------ EXTRACTED ENTRIES ------
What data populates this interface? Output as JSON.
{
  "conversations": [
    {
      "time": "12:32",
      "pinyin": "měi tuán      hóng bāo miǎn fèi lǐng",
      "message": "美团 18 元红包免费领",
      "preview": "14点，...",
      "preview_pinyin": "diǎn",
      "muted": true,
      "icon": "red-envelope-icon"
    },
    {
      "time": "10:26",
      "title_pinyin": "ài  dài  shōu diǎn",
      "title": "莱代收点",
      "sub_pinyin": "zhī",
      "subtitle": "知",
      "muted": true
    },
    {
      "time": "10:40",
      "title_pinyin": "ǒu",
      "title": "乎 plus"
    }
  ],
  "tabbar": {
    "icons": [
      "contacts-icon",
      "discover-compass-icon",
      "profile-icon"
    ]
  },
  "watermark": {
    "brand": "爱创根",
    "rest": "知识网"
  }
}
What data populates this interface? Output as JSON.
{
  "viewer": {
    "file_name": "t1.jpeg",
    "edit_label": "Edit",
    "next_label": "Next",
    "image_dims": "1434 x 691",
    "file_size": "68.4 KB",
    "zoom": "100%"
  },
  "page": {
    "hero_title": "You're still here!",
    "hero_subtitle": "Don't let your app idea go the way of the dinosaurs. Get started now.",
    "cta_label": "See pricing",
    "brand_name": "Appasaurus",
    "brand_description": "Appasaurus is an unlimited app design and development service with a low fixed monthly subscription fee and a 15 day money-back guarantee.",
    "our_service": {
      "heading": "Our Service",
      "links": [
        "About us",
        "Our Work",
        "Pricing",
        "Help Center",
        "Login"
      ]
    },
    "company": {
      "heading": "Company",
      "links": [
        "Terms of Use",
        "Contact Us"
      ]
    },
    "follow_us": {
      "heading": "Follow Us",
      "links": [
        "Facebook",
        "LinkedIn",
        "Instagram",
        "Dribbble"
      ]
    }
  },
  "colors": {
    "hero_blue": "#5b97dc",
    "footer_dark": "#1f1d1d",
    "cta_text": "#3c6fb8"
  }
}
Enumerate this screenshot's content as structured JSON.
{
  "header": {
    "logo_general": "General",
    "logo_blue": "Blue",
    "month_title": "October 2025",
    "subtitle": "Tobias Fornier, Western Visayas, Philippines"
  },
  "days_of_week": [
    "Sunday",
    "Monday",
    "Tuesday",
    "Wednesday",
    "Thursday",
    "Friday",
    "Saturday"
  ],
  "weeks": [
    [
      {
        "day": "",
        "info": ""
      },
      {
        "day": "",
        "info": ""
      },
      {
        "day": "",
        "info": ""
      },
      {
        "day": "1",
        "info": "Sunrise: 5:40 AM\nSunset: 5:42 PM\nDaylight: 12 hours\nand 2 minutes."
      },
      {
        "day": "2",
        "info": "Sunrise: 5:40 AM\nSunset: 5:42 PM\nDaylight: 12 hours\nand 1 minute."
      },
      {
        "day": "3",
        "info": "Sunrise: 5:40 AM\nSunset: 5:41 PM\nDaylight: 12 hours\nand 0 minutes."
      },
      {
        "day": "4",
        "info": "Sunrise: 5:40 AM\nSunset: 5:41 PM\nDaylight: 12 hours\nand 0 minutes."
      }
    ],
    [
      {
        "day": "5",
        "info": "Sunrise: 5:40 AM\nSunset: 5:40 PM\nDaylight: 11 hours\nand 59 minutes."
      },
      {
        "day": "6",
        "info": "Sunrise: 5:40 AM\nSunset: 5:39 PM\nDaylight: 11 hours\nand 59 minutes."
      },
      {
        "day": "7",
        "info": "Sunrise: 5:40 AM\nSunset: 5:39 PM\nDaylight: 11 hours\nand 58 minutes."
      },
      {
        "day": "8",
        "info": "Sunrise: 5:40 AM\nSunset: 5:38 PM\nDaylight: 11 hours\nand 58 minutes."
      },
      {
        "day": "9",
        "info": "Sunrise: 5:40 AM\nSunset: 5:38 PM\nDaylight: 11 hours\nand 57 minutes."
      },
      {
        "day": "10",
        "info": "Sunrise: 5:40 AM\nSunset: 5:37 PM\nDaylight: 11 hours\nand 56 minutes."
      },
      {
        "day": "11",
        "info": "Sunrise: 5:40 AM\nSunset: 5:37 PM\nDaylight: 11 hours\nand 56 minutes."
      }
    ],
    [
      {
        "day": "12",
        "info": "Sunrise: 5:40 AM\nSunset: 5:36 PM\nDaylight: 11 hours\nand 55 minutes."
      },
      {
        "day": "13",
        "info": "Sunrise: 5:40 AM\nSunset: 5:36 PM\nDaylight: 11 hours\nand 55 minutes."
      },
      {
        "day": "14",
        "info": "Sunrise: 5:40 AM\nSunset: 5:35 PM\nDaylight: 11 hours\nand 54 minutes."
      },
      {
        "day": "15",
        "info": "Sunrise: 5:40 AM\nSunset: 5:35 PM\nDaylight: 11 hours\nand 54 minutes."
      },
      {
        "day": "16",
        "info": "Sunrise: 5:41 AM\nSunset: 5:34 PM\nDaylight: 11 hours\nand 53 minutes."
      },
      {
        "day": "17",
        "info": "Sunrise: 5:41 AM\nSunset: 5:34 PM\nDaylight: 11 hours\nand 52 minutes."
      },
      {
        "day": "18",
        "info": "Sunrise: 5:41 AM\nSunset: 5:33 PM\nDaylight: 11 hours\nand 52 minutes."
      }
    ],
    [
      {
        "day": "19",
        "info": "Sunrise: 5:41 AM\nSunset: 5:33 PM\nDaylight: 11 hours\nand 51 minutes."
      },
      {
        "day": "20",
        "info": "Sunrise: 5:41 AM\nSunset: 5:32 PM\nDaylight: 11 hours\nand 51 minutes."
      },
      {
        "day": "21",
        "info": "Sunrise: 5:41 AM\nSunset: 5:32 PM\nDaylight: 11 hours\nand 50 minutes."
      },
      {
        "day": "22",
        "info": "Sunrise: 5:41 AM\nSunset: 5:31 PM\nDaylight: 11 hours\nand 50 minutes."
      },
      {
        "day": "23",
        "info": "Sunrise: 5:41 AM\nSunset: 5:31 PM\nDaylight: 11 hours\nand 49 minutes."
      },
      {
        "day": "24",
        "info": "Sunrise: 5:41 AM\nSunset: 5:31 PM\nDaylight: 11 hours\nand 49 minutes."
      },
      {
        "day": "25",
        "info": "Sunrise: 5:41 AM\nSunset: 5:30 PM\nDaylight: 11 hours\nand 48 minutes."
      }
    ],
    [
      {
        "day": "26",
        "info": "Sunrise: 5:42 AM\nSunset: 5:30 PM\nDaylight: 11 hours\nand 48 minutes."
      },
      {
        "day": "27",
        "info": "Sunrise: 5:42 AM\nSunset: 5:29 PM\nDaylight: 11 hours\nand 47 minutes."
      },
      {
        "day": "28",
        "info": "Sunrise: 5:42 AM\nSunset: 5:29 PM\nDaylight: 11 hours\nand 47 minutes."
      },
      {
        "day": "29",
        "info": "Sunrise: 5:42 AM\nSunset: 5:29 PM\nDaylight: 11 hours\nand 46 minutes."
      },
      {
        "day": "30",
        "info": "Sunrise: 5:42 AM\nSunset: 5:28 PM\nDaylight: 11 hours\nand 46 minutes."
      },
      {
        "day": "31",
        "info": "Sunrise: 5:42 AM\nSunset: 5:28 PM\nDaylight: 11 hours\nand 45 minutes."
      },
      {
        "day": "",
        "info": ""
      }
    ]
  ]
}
------
Retype every entry word for word.

What data populates this interface? Output as JSON.
{
  "conversations": [
    {
      "time": "12:32",
      "pinyin": "měi tuán      hóng bāo miǎn fèi lǐng",
      "message": "美团 18 元红包免费领",
      "preview": "14点，...",
      "preview_pinyin": "diǎn",
      "muted": true,
      "icon": "red-envelope-icon"
    },
    {
      "time": "10:26",
      "title_pinyin": "ài  dài  shōu diǎn",
      "title": "莱代收点",
      "sub_pinyin": "zhī",
      "subtitle": "知",
      "muted": true
    },
    {
      "time": "10:40",
      "title_pinyin": "ǒu",
      "title": "乎 plus"
    }
  ],
  "tabbar": {
    "icons": [
      "contacts-icon",
      "discover-compass-icon",
      "profile-icon"
    ]
  },
  "watermark": {
    "brand": "爱创根",
    "rest": "知识网"
  }
}
What data populates this interface? Output as JSON.
{
  "viewer": {
    "file_name": "t1.jpeg",
    "edit_label": "Edit",
    "next_label": "Next",
    "image_dims": "1434 x 691",
    "file_size": "68.4 KB",
    "zoom": "100%"
  },
  "page": {
    "hero_title": "You're still here!",
    "hero_subtitle": "Don't let your app idea go the way of the dinosaurs. Get started now.",
    "cta_label": "See pricing",
    "brand_name": "Appasaurus",
    "brand_description": "Appasaurus is an unlimited app design and development service with a low fixed monthly subscription fee and a 15 day money-back guarantee.",
    "our_service": {
      "heading": "Our Service",
      "links": [
        "About us",
        "Our Work",
        "Pricing",
        "Help Center",
        "Login"
      ]
    },
    "company": {
      "heading": "Company",
      "links": [
        "Terms of Use",
        "Contact Us"
      ]
    },
    "follow_us": {
      "heading": "Follow Us",
      "links": [
        "Facebook",
        "LinkedIn",
        "Instagram",
        "Dribbble"
      ]
    }
  },
  "colors": {
    "hero_blue": "#5b97dc",
    "footer_dark": "#1f1d1d",
    "cta_text": "#3c6fb8"
  }
}
Enumerate this screenshot's content as structured JSON.
{
  "header": {
    "logo_general": "General",
    "logo_blue": "Blue",
    "month_title": "October 2025",
    "subtitle": "Tobias Fornier, Western Visayas, Philippines"
  },
  "days_of_week": [
    "Sunday",
    "Monday",
    "Tuesday",
    "Wednesday",
    "Thursday",
    "Friday",
    "Saturday"
  ],
  "weeks": [
    [
      {
        "day": "",
        "info": ""
      },
      {
        "day": "",
        "info": ""
      },
      {
        "day": "",
        "info": ""
      },
      {
        "day": "1",
        "info": "Sunrise: 5:40 AM\nSunset: 5:42 PM\nDaylight: 12 hours\nand 2 minutes."
      },
      {
        "day": "2",
        "info": "Sunrise: 5:40 AM\nSunset: 5:42 PM\nDaylight: 12 hours\nand 1 minute."
      },
      {
        "day": "3",
        "info": "Sunrise: 5:40 AM\nSunset: 5:41 PM\nDaylight: 12 hours\nand 0 minutes."
      },
      {
        "day": "4",
        "info": "Sunrise: 5:40 AM\nSunset: 5:41 PM\nDaylight: 12 hours\nand 0 minutes."
      }
    ],
    [
      {
        "day": "5",
        "info": "Sunrise: 5:40 AM\nSunset: 5:40 PM\nDaylight: 11 hours\nand 59 minutes."
      },
      {
        "day": "6",
        "info": "Sunrise: 5:40 AM\nSunset: 5:39 PM\nDaylight: 11 hours\nand 59 minutes."
      },
      {
        "day": "7",
        "info": "Sunrise: 5:40 AM\nSunset: 5:39 PM\nDaylight: 11 hours\nand 58 minutes."
      },
      {
        "day": "8",
        "info": "Sunrise: 5:40 AM\nSunset: 5:38 PM\nDaylight: 11 hours\nand 58 minutes."
      },
      {
        "day": "9",
        "info": "Sunrise: 5:40 AM\nSunset: 5:38 PM\nDaylight: 11 hours\nand 57 minutes."
      },
      {
        "day": "10",
        "info": "Sunrise: 5:40 AM\nSunset: 5:37 PM\nDaylight: 11 hours\nand 56 minutes."
      },
      {
        "day": "11",
        "info": "Sunrise: 5:40 AM\nSunset: 5:37 PM\nDaylight: 11 hours\nand 56 minutes."
      }
    ],
    [
      {
        "day": "12",
        "info": "Sunrise: 5:40 AM\nSunset: 5:36 PM\nDaylight: 11 hours\nand 55 minutes."
      },
      {
        "day": "13",
        "info": "Sunrise: 5:40 AM\nSunset: 5:36 PM\nDaylight: 11 hours\nand 55 minutes."
      },
      {
        "day": "14",
        "info": "Sunrise: 5:40 AM\nSunset: 5:35 PM\nDaylight: 11 hours\nand 54 minutes."
      },
      {
        "day": "15",
        "info": "Sunrise: 5:40 AM\nSunset: 5:35 PM\nDaylight: 11 hours\nand 54 minutes."
      },
      {
        "day": "16",
        "info": "Sunrise: 5:41 AM\nSunset: 5:34 PM\nDaylight: 11 hours\nand 53 minutes."
      },
      {
        "day": "17",
        "info": "Sunrise: 5:41 AM\nSunset: 5:34 PM\nDaylight: 11 hours\nand 52 minutes."
      },
      {
        "day": "18",
        "info": "Sunrise: 5:41 AM\nSunset: 5:33 PM\nDaylight: 11 hours\nand 52 minutes."
      }
    ],
    [
      {
        "day": "19",
        "info": "Sunrise: 5:41 AM\nSunset: 5:33 PM\nDaylight: 11 hours\nand 51 minutes."
      },
      {
        "day": "20",
        "info": "Sunrise: 5:41 AM\nSunset: 5:32 PM\nDaylight: 11 hours\nand 51 minutes."
      },
      {
        "day": "21",
        "info": "Sunrise: 5:41 AM\nSunset: 5:32 PM\nDaylight: 11 hours\nand 50 minutes."
      },
      {
        "day": "22",
        "info": "Sunrise: 5:41 AM\nSunset: 5:31 PM\nDaylight: 11 hours\nand 50 minutes."
      },
      {
        "day": "23",
        "info": "Sunrise: 5:41 AM\nSunset: 5:31 PM\nDaylight: 11 hours\nand 49 minutes."
      },
      {
        "day": "24",
        "info": "Sunrise: 5:41 AM\nSunset: 5:31 PM\nDaylight: 11 hours\nand 49 minutes."
      },
      {
        "day": "25",
        "info": "Sunrise: 5:41 AM\nSunset: 5:30 PM\nDaylight: 11 hours\nand 48 minutes."
      }
    ],
    [
      {
        "day": "26",
        "info": "Sunrise: 5:42 AM\nSunset: 5:30 PM\nDaylight: 11 hours\nand 48 minutes."
      },
      {
        "day": "27",
        "info": "Sunrise: 5:42 AM\nSunset: 5:29 PM\nDaylight: 11 hours\nand 47 minutes."
      },
      {
        "day": "28",
        "info": "Sunrise: 5:42 AM\nSunset: 5:29 PM\nDaylight: 11 hours\nand 47 minutes."
      },
      {
        "day": "29",
        "info": "Sunrise: 5:42 AM\nSunset: 5:29 PM\nDaylight: 11 hours\nand 46 minutes."
      },
      {
        "day": "30",
        "info": "Sunrise: 5:42 AM\nSunset: 5:28 PM\nDaylight: 11 hours\nand 46 minutes."
      },
      {
        "day": "31",
        "info": "Sunrise: 5:42 AM\nSunset: 5:28 PM\nDaylight: 11 hours\nand 45 minutes."
      },
      {
        "day": "",
        "info": ""
      }
    ]
  ]
}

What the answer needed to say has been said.